### WHAT YOU WILL DO
Every line that includes the word "JSON" is to be listed.

### INPUT RECORDS
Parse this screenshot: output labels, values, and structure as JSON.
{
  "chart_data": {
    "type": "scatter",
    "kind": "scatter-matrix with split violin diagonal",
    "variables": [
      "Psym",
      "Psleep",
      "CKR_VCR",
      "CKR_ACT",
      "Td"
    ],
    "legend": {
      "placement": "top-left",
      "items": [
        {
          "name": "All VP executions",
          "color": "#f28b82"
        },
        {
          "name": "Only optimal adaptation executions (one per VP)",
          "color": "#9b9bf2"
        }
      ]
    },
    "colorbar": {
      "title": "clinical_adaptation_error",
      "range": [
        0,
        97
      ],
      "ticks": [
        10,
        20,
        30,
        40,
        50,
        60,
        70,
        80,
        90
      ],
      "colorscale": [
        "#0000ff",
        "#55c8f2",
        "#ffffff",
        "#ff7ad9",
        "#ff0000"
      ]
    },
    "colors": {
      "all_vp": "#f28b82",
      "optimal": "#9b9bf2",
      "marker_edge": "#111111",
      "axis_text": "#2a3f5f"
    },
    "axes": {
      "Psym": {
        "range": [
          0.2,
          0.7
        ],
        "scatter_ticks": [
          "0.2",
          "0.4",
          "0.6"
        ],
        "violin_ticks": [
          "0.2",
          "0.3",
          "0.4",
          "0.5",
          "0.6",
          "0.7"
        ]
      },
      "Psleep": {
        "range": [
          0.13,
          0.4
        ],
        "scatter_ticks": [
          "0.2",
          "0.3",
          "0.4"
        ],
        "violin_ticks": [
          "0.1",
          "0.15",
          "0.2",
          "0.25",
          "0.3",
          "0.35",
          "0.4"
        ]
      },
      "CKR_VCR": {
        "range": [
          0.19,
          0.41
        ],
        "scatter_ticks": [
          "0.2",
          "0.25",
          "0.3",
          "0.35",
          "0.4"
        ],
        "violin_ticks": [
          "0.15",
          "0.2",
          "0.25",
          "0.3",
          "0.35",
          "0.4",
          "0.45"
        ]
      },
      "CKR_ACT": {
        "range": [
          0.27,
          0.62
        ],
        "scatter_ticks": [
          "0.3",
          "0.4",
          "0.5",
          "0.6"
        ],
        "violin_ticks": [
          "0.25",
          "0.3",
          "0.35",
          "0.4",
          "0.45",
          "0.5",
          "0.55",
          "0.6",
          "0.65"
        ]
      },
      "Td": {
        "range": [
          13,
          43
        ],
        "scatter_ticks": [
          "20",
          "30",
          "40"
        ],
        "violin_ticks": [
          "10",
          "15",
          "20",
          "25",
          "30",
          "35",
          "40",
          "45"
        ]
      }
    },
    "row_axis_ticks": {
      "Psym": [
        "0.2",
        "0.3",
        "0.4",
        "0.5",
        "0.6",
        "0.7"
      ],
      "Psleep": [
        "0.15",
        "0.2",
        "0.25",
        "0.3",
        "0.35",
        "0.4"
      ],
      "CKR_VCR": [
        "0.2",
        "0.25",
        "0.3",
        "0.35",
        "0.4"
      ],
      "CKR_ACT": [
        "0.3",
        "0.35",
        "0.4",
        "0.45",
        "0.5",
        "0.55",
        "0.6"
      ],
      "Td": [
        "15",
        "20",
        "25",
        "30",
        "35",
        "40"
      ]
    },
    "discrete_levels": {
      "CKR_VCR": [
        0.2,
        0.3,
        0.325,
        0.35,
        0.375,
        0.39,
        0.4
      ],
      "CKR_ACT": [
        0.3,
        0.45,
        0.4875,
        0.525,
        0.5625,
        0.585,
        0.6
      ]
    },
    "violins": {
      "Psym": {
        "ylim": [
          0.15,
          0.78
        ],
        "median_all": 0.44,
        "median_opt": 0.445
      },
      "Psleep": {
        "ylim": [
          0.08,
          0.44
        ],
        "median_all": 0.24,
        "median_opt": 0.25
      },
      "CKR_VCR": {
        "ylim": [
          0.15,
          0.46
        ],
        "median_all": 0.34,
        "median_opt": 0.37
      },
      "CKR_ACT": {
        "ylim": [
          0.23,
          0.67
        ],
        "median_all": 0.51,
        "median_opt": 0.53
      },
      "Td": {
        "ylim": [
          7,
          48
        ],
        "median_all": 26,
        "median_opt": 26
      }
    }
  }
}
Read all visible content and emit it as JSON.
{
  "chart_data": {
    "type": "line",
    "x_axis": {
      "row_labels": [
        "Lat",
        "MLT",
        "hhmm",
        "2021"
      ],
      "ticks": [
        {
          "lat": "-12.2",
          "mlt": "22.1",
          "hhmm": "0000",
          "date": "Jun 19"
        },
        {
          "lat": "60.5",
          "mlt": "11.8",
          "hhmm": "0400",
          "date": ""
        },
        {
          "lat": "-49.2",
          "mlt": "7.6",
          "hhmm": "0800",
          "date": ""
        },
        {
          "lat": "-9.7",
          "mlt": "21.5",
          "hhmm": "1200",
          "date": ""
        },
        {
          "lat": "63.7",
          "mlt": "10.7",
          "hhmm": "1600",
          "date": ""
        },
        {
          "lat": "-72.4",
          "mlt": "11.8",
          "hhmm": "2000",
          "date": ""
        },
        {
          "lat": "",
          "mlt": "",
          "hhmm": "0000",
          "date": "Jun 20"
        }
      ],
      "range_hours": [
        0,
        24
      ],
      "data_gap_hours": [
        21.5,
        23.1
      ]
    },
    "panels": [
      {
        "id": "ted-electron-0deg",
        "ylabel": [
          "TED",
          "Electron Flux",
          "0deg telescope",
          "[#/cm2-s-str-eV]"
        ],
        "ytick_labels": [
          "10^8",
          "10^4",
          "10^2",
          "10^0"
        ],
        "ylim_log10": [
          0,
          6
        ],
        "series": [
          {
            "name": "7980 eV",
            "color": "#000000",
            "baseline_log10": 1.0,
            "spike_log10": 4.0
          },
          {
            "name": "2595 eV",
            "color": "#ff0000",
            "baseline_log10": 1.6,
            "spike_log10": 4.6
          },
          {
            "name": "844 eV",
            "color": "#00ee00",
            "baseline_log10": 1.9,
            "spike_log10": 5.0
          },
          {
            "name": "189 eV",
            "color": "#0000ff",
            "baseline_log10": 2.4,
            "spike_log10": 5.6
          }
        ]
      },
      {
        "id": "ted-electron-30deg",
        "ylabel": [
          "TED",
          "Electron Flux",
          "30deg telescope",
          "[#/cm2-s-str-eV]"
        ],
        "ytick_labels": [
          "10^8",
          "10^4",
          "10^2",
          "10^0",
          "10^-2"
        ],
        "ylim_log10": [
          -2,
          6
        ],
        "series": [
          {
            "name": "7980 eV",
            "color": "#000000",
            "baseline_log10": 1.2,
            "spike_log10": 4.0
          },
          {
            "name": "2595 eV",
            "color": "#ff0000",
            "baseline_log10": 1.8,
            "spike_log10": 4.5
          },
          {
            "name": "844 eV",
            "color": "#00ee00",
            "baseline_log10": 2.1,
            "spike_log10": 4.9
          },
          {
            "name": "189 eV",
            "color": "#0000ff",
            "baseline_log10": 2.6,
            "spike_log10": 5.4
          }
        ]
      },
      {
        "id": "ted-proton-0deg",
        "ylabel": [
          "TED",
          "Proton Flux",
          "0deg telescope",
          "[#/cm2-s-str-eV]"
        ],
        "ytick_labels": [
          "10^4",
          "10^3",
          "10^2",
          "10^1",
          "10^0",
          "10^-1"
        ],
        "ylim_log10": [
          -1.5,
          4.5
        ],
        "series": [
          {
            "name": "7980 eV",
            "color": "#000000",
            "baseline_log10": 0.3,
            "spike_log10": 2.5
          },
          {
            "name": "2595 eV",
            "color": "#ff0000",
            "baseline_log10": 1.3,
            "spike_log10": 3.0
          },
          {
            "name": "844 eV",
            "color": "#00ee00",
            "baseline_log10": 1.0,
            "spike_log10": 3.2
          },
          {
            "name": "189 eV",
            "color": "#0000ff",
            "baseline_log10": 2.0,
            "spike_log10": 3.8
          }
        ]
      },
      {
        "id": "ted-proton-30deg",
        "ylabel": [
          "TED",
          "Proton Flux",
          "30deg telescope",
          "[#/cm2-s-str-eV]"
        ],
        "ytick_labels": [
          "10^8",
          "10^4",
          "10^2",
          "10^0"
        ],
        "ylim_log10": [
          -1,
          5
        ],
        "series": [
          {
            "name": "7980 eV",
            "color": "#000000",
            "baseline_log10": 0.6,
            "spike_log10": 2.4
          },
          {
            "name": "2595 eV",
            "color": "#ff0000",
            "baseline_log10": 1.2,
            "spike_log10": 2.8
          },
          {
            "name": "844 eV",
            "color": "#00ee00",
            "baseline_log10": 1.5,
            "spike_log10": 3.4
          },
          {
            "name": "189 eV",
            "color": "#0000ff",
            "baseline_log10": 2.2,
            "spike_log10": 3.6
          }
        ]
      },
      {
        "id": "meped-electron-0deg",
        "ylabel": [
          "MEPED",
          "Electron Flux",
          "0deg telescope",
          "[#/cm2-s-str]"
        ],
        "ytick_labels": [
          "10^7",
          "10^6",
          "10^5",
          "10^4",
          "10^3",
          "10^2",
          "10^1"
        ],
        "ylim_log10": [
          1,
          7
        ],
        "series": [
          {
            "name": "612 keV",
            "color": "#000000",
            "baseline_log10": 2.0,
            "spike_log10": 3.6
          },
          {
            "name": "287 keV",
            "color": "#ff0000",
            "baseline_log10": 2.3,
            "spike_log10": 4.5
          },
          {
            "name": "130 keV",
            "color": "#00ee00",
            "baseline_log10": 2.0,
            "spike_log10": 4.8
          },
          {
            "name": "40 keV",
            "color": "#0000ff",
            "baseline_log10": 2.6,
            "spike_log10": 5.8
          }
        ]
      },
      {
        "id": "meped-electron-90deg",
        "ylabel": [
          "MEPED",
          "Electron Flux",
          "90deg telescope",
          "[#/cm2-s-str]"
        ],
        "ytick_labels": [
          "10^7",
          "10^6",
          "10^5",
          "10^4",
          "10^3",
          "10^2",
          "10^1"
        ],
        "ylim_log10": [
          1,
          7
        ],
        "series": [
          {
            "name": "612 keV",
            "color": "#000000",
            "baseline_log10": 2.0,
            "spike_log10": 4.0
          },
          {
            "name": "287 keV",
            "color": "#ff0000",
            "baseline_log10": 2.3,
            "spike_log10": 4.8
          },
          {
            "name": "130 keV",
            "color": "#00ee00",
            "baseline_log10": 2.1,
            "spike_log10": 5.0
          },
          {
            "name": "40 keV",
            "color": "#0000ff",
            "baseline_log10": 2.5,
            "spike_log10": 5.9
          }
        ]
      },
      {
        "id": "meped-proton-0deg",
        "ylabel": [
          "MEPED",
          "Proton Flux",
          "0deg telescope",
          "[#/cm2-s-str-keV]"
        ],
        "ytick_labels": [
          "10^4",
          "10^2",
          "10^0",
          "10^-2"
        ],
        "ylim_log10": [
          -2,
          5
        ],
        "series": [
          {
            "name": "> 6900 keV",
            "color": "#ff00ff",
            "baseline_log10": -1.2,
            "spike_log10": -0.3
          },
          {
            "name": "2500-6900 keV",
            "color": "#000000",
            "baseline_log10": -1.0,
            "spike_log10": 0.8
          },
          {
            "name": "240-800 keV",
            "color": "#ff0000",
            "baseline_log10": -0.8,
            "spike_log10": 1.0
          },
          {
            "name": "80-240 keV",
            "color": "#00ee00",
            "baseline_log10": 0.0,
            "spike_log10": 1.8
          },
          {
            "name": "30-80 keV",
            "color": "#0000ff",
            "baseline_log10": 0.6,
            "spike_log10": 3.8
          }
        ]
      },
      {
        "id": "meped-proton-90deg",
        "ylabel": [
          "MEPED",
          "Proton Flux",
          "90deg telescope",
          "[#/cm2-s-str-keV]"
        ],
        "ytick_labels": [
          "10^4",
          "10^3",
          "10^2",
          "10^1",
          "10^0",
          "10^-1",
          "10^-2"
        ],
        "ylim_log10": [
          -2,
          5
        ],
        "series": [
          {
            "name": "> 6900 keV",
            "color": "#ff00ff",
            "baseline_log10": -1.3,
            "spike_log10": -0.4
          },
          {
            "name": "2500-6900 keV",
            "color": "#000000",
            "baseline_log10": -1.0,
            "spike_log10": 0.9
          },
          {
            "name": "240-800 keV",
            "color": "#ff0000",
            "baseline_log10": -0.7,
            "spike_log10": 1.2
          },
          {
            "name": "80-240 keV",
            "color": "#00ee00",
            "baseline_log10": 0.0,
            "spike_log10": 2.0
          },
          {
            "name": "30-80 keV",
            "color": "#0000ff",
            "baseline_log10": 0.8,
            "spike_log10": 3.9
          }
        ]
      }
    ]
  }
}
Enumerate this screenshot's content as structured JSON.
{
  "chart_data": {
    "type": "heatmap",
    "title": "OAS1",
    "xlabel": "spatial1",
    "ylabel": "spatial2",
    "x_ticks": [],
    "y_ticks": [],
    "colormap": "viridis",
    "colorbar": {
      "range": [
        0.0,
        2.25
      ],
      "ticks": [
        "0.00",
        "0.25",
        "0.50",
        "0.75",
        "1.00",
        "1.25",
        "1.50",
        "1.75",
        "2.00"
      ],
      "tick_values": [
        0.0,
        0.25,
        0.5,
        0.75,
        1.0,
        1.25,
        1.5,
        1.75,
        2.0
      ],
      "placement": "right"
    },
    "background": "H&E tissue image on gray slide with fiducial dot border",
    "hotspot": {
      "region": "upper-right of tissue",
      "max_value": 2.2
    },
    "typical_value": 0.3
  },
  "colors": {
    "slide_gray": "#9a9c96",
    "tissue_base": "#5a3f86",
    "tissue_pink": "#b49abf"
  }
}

### RESPONSE TO THE TASK
Parse this screenshot: output labels, values, and structure as JSON.
Read all visible content and emit it as JSON.
Enumerate this screenshot's content as structured JSON.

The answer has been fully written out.